Print the records again, character for character.
"""
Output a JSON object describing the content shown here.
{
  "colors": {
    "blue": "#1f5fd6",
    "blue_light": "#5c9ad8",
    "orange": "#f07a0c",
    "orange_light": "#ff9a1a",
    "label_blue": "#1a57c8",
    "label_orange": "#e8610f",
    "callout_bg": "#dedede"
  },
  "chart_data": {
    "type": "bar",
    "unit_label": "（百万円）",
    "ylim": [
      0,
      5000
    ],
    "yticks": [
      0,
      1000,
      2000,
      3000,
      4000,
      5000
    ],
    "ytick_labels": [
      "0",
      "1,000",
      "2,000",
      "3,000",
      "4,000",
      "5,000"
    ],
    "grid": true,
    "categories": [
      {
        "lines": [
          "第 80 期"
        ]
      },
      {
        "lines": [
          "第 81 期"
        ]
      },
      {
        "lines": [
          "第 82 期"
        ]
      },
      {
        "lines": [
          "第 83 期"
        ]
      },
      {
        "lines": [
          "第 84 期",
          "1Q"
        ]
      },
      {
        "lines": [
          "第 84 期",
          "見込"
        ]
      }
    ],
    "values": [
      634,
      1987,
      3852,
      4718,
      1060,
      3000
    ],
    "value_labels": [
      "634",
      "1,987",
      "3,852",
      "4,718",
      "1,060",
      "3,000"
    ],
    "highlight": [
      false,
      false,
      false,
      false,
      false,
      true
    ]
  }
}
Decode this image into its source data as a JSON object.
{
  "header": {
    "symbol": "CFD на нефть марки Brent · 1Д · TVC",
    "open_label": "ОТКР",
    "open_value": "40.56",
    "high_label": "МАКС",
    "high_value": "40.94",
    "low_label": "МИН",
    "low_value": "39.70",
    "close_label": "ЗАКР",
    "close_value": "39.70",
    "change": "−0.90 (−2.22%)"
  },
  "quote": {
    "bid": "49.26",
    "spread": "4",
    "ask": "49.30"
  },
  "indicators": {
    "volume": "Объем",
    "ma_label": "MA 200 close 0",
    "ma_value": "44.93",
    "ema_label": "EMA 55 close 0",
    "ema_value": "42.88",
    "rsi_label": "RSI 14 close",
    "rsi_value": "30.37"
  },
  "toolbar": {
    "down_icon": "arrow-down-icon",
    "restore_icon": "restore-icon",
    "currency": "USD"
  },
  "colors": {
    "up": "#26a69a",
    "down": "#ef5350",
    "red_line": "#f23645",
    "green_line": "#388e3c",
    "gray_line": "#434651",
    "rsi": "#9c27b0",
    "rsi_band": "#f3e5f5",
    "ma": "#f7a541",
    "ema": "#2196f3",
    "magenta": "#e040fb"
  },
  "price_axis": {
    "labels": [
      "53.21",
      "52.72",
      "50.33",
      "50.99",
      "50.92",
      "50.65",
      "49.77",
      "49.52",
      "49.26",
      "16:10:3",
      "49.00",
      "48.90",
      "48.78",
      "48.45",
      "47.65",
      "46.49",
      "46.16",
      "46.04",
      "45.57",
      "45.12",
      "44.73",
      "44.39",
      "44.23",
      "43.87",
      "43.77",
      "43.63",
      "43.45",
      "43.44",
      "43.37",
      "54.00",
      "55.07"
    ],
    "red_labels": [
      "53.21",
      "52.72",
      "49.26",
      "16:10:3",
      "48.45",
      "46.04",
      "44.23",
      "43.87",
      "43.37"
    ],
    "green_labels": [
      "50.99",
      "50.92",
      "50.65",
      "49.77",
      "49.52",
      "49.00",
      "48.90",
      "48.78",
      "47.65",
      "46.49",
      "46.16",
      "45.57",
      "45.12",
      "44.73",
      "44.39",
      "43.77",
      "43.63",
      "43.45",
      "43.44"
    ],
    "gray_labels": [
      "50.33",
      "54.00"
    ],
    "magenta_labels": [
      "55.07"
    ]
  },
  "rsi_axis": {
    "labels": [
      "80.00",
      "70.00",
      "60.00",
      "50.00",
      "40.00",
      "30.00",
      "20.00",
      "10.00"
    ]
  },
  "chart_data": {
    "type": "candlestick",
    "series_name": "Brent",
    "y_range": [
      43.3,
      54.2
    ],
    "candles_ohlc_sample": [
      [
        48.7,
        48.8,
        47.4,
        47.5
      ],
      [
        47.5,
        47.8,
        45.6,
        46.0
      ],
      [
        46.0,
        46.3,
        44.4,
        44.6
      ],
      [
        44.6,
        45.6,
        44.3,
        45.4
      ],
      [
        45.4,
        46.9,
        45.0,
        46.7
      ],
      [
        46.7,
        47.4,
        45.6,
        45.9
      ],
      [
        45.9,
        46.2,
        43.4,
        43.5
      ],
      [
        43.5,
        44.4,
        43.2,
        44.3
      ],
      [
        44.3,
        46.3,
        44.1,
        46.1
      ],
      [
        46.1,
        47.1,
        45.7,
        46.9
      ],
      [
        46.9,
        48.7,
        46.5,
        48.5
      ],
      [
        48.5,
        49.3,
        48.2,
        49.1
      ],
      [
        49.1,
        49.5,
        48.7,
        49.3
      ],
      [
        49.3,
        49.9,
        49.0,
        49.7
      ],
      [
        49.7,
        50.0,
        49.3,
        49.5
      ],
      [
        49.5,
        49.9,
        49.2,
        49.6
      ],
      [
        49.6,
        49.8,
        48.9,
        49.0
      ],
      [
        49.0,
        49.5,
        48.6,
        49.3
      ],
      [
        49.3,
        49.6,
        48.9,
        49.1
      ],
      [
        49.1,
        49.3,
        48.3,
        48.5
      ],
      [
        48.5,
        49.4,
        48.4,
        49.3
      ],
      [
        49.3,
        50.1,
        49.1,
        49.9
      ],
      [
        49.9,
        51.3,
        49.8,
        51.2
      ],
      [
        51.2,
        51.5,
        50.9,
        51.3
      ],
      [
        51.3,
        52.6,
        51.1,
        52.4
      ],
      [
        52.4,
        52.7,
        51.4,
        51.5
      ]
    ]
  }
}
"""
#### Response to the task:
Output a JSON object describing the content shown here.
{
  "colors": {
    "blue": "#1f5fd6",
    "blue_light": "#5c9ad8",
    "orange": "#f07a0c",
    "orange_light": "#ff9a1a",
    "label_blue": "#1a57c8",
    "label_orange": "#e8610f",
    "callout_bg": "#dedede"
  },
  "chart_data": {
    "type": "bar",
    "unit_label": "（百万円）",
    "ylim": [
      0,
      5000
    ],
    "yticks": [
      0,
      1000,
      2000,
      3000,
      4000,
      5000
    ],
    "ytick_labels": [
      "0",
      "1,000",
      "2,000",
      "3,000",
      "4,000",
      "5,000"
    ],
    "grid": true,
    "categories": [
      {
        "lines": [
          "第 80 期"
        ]
      },
      {
        "lines": [
          "第 81 期"
        ]
      },
      {
        "lines": [
          "第 82 期"
        ]
      },
      {
        "lines": [
          "第 83 期"
        ]
      },
      {
        "lines": [
          "第 84 期",
          "1Q"
        ]
      },
      {
        "lines": [
          "第 84 期",
          "見込"
        ]
      }
    ],
    "values": [
      634,
      1987,
      3852,
      4718,
      1060,
      3000
    ],
    "value_labels": [
      "634",
      "1,987",
      "3,852",
      "4,718",
      "1,060",
      "3,000"
    ],
    "highlight": [
      false,
      false,
      false,
      false,
      false,
      true
    ]
  }
}
Decode this image into its source data as a JSON object.
{
  "header": {
    "symbol": "CFD на нефть марки Brent · 1Д · TVC",
    "open_label": "ОТКР",
    "open_value": "40.56",
    "high_label": "МАКС",
    "high_value": "40.94",
    "low_label": "МИН",
    "low_value": "39.70",
    "close_label": "ЗАКР",
    "close_value": "39.70",
    "change": "−0.90 (−2.22%)"
  },
  "quote": {
    "bid": "49.26",
    "spread": "4",
    "ask": "49.30"
  },
  "indicators": {
    "volume": "Объем",
    "ma_label": "MA 200 close 0",
    "ma_value": "44.93",
    "ema_label": "EMA 55 close 0",
    "ema_value": "42.88",
    "rsi_label": "RSI 14 close",
    "rsi_value": "30.37"
  },
  "toolbar": {
    "down_icon": "arrow-down-icon",
    "restore_icon": "restore-icon",
    "currency": "USD"
  },
  "colors": {
    "up": "#26a69a",
    "down": "#ef5350",
    "red_line": "#f23645",
    "green_line": "#388e3c",
    "gray_line": "#434651",
    "rsi": "#9c27b0",
    "rsi_band": "#f3e5f5",
    "ma": "#f7a541",
    "ema": "#2196f3",
    "magenta": "#e040fb"
  },
  "price_axis": {
    "labels": [
      "53.21",
      "52.72",
      "50.33",
      "50.99",
      "50.92",
      "50.65",
      "49.77",
      "49.52",
      "49.26",
      "16:10:3",
      "49.00",
      "48.90",
      "48.78",
      "48.45",
      "47.65",
      "46.49",
      "46.16",
      "46.04",
      "45.57",
      "45.12",
      "44.73",
      "44.39",
      "44.23",
      "43.87",
      "43.77",
      "43.63",
      "43.45",
      "43.44",
      "43.37",
      "54.00",
      "55.07"
    ],
    "red_labels": [
      "53.21",
      "52.72",
      "49.26",
      "16:10:3",
      "48.45",
      "46.04",
      "44.23",
      "43.87",
      "43.37"
    ],
    "green_labels": [
      "50.99",
      "50.92",
      "50.65",
      "49.77",
      "49.52",
      "49.00",
      "48.90",
      "48.78",
      "47.65",
      "46.49",
      "46.16",
      "45.57",
      "45.12",
      "44.73",
      "44.39",
      "43.77",
      "43.63",
      "43.45",
      "43.44"
    ],
    "gray_labels": [
      "50.33",
      "54.00"
    ],
    "magenta_labels": [
      "55.07"
    ]
  },
  "rsi_axis": {
    "labels": [
      "80.00",
      "70.00",
      "60.00",
      "50.00",
      "40.00",
      "30.00",
      "20.00",
      "10.00"
    ]
  },
  "chart_data": {
    "type": "candlestick",
    "series_name": "Brent",
    "y_range": [
      43.3,
      54.2
    ],
    "candles_ohlc_sample": [
      [
        48.7,
        48.8,
        47.4,
        47.5
      ],
      [
        47.5,
        47.8,
        45.6,
        46.0
      ],
      [
        46.0,
        46.3,
        44.4,
        44.6
      ],
      [
        44.6,
        45.6,
        44.3,
        45.4
      ],
      [
        45.4,
        46.9,
        45.0,
        46.7
      ],
      [
        46.7,
        47.4,
        45.6,
        45.9
      ],
      [
        45.9,
        46.2,
        43.4,
        43.5
      ],
      [
        43.5,
        44.4,
        43.2,
        44.3
      ],
      [
        44.3,
        46.3,
        44.1,
        46.1
      ],
      [
        46.1,
        47.1,
        45.7,
        46.9
      ],
      [
        46.9,
        48.7,
        46.5,
        48.5
      ],
      [
        48.5,
        49.3,
        48.2,
        49.1
      ],
      [
        49.1,
        49.5,
        48.7,
        49.3
      ],
      [
        49.3,
        49.9,
        49.0,
        49.7
      ],
      [
        49.7,
        50.0,
        49.3,
        49.5
      ],
      [
        49.5,
        49.9,
        49.2,
        49.6
      ],
      [
        49.6,
        49.8,
        48.9,
        49.0
      ],
      [
        49.0,
        49.5,
        48.6,
        49.3
      ],
      [
        49.3,
        49.6,
        48.9,
        49.1
      ],
      [
        49.1,
        49.3,
        48.3,
        48.5
      ],
      [
        48.5,
        49.4,
        48.4,
        49.3
      ],
      [
        49.3,
        50.1,
        49.1,
        49.9
      ],
      [
        49.9,
        51.3,
        49.8,
        51.2
      ],
      [
        51.2,
        51.5,
        50.9,
        51.3
      ],
      [
        51.3,
        52.6,
        51.1,
        52.4
      ],
      [
        52.4,
        52.7,
        51.4,
        51.5
      ]
    ]
  }
}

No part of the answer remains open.